[Instruction] Only a number is wanted here: the number of lines of the data that include "text".

-- start Data section --

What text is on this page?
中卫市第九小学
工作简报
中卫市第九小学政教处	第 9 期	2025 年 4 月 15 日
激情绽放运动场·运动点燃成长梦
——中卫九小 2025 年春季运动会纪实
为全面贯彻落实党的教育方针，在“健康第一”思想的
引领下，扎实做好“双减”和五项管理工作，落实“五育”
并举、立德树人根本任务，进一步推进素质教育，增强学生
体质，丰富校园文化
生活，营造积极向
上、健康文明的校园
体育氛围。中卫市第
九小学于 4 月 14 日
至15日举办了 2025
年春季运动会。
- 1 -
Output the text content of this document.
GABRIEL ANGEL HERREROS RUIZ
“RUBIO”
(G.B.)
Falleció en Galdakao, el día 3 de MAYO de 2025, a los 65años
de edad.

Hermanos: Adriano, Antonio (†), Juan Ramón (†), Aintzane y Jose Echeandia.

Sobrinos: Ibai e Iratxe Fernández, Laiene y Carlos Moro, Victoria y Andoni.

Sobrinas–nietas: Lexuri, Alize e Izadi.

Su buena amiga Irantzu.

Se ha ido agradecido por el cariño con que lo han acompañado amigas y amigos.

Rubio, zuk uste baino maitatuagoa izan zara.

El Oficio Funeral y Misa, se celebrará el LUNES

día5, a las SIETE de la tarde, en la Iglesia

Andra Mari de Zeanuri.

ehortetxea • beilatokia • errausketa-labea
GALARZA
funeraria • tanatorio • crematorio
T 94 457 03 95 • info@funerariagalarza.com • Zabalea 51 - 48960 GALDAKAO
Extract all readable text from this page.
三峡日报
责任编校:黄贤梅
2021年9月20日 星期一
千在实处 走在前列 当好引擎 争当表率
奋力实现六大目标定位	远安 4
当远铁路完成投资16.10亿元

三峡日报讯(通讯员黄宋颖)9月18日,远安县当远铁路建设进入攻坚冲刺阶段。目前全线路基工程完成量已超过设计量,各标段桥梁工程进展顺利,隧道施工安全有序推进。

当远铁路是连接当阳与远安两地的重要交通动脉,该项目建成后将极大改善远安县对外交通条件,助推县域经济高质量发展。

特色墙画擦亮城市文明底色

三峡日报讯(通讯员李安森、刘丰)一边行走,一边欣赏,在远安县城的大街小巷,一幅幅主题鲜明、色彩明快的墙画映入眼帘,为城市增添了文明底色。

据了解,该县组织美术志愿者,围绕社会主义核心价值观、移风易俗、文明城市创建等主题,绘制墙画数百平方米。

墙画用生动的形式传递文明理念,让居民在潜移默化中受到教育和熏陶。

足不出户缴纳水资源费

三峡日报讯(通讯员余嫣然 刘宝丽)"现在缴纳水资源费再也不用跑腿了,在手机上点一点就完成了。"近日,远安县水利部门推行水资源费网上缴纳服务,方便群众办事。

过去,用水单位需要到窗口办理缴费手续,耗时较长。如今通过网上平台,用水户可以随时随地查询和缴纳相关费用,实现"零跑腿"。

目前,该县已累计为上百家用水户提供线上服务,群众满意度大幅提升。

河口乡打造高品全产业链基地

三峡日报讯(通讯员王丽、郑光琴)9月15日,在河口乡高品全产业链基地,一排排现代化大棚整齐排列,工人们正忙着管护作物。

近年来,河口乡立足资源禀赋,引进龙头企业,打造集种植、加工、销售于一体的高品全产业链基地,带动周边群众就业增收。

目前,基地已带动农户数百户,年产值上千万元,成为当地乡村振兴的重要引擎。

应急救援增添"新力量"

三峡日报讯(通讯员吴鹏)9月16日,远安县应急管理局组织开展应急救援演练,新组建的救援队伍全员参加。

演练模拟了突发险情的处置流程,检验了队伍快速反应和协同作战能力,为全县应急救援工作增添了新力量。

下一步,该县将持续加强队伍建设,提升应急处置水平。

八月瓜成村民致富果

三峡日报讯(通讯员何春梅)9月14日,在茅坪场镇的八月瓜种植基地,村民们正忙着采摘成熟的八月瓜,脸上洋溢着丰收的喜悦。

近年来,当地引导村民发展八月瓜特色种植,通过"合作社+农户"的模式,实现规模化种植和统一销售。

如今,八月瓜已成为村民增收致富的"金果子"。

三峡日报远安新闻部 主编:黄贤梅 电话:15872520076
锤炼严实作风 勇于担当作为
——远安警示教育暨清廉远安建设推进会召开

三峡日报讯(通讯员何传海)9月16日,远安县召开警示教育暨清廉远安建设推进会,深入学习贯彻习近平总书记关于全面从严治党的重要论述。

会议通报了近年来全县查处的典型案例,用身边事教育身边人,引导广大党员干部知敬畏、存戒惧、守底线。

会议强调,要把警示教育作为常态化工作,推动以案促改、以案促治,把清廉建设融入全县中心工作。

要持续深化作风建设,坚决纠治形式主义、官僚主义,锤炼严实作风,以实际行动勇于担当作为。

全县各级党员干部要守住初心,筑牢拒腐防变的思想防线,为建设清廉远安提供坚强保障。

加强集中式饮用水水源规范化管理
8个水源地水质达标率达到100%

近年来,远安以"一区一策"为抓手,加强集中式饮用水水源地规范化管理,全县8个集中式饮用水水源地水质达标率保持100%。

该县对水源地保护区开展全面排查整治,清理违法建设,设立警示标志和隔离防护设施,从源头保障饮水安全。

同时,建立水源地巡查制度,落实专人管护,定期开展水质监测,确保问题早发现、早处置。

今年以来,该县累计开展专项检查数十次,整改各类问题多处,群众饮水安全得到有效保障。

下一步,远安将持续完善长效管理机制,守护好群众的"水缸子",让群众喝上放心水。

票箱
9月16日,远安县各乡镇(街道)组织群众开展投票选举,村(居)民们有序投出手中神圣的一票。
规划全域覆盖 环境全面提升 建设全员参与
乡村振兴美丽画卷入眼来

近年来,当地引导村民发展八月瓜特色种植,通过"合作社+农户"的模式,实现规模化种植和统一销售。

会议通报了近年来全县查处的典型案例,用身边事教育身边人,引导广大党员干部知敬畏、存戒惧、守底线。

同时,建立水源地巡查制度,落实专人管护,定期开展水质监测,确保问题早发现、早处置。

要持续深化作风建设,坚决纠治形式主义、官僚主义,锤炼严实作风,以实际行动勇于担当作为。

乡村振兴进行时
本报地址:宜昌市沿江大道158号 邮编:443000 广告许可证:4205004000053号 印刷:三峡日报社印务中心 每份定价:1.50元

-- end Data section --

[Final result] 3